*Supplied entries*:
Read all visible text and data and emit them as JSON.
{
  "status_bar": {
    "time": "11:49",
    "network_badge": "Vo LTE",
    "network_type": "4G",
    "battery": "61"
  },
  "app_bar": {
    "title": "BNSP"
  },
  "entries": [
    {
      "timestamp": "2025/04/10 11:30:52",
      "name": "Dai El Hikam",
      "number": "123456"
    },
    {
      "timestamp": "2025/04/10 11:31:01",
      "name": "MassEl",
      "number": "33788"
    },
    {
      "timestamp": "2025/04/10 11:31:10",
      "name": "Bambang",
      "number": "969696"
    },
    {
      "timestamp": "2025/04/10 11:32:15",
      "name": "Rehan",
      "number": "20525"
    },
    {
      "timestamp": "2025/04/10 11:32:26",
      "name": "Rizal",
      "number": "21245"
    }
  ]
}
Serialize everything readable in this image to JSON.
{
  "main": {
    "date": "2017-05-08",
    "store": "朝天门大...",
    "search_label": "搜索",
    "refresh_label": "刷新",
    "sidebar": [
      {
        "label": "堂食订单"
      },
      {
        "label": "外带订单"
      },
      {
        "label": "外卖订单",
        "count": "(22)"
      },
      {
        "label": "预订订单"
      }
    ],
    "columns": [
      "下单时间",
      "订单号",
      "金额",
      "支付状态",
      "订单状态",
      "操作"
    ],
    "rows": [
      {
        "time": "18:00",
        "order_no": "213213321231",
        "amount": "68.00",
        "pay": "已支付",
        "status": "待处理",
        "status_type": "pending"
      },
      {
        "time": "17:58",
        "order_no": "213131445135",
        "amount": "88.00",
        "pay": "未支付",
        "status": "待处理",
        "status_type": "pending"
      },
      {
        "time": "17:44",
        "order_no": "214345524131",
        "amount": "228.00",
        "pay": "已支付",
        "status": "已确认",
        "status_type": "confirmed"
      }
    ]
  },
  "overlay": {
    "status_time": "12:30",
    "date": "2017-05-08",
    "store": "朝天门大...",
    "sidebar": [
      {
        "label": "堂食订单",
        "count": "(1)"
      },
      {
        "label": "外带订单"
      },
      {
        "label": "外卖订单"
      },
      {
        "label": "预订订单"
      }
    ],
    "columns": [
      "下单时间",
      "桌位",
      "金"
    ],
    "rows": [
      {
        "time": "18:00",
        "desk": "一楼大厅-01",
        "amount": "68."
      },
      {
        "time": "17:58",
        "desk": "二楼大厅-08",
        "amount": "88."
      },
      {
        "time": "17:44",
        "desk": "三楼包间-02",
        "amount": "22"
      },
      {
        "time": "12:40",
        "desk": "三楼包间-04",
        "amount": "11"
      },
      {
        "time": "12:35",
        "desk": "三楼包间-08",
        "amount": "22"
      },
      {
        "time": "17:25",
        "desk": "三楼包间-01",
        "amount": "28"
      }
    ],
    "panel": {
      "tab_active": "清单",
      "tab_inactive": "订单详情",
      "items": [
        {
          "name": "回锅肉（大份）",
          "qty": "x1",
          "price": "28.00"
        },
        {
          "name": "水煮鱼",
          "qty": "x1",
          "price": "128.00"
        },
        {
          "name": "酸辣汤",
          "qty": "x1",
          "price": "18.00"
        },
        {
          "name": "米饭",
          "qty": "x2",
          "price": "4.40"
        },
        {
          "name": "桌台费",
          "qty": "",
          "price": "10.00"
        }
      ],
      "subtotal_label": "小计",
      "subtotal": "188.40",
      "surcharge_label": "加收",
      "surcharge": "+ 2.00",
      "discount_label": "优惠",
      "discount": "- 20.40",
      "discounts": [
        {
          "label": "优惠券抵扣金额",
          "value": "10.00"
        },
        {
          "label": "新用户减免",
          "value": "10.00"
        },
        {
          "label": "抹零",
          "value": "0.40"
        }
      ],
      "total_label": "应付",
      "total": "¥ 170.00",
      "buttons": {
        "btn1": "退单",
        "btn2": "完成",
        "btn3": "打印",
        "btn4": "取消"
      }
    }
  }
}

*Task directions*:
Reproduce every entry shown above, precisely as it stands.

*Result of the task*:
Read all visible text and data and emit them as JSON.
{
  "status_bar": {
    "time": "11:49",
    "network_badge": "Vo LTE",
    "network_type": "4G",
    "battery": "61"
  },
  "app_bar": {
    "title": "BNSP"
  },
  "entries": [
    {
      "timestamp": "2025/04/10 11:30:52",
      "name": "Dai El Hikam",
      "number": "123456"
    },
    {
      "timestamp": "2025/04/10 11:31:01",
      "name": "MassEl",
      "number": "33788"
    },
    {
      "timestamp": "2025/04/10 11:31:10",
      "name": "Bambang",
      "number": "969696"
    },
    {
      "timestamp": "2025/04/10 11:32:15",
      "name": "Rehan",
      "number": "20525"
    },
    {
      "timestamp": "2025/04/10 11:32:26",
      "name": "Rizal",
      "number": "21245"
    }
  ]
}
Serialize everything readable in this image to JSON.
{
  "main": {
    "date": "2017-05-08",
    "store": "朝天门大...",
    "search_label": "搜索",
    "refresh_label": "刷新",
    "sidebar": [
      {
        "label": "堂食订单"
      },
      {
        "label": "外带订单"
      },
      {
        "label": "外卖订单",
        "count": "(22)"
      },
      {
        "label": "预订订单"
      }
    ],
    "columns": [
      "下单时间",
      "订单号",
      "金额",
      "支付状态",
      "订单状态",
      "操作"
    ],
    "rows": [
      {
        "time": "18:00",
        "order_no": "213213321231",
        "amount": "68.00",
        "pay": "已支付",
        "status": "待处理",
        "status_type": "pending"
      },
      {
        "time": "17:58",
        "order_no": "213131445135",
        "amount": "88.00",
        "pay": "未支付",
        "status": "待处理",
        "status_type": "pending"
      },
      {
        "time": "17:44",
        "order_no": "214345524131",
        "amount": "228.00",
        "pay": "已支付",
        "status": "已确认",
        "status_type": "confirmed"
      }
    ]
  },
  "overlay": {
    "status_time": "12:30",
    "date": "2017-05-08",
    "store": "朝天门大...",
    "sidebar": [
      {
        "label": "堂食订单",
        "count": "(1)"
      },
      {
        "label": "外带订单"
      },
      {
        "label": "外卖订单"
      },
      {
        "label": "预订订单"
      }
    ],
    "columns": [
      "下单时间",
      "桌位",
      "金"
    ],
    "rows": [
      {
        "time": "18:00",
        "desk": "一楼大厅-01",
        "amount": "68."
      },
      {
        "time": "17:58",
        "desk": "二楼大厅-08",
        "amount": "88."
      },
      {
        "time": "17:44",
        "desk": "三楼包间-02",
        "amount": "22"
      },
      {
        "time": "12:40",
        "desk": "三楼包间-04",
        "amount": "11"
      },
      {
        "time": "12:35",
        "desk": "三楼包间-08",
        "amount": "22"
      },
      {
        "time": "17:25",
        "desk": "三楼包间-01",
        "amount": "28"
      }
    ],
    "panel": {
      "tab_active": "清单",
      "tab_inactive": "订单详情",
      "items": [
        {
          "name": "回锅肉（大份）",
          "qty": "x1",
          "price": "28.00"
        },
        {
          "name": "水煮鱼",
          "qty": "x1",
          "price": "128.00"
        },
        {
          "name": "酸辣汤",
          "qty": "x1",
          "price": "18.00"
        },
        {
          "name": "米饭",
          "qty": "x2",
          "price": "4.40"
        },
        {
          "name": "桌台费",
          "qty": "",
          "price": "10.00"
        }
      ],
      "subtotal_label": "小计",
      "subtotal": "188.40",
      "surcharge_label": "加收",
      "surcharge": "+ 2.00",
      "discount_label": "优惠",
      "discount": "- 20.40",
      "discounts": [
        {
          "label": "优惠券抵扣金额",
          "value": "10.00"
        },
        {
          "label": "新用户减免",
          "value": "10.00"
        },
        {
          "label": "抹零",
          "value": "0.40"
        }
      ],
      "total_label": "应付",
      "total": "¥ 170.00",
      "buttons": {
        "btn1": "退单",
        "btn2": "完成",
        "btn3": "打印",
        "btn4": "取消"
      }
    }
  }
}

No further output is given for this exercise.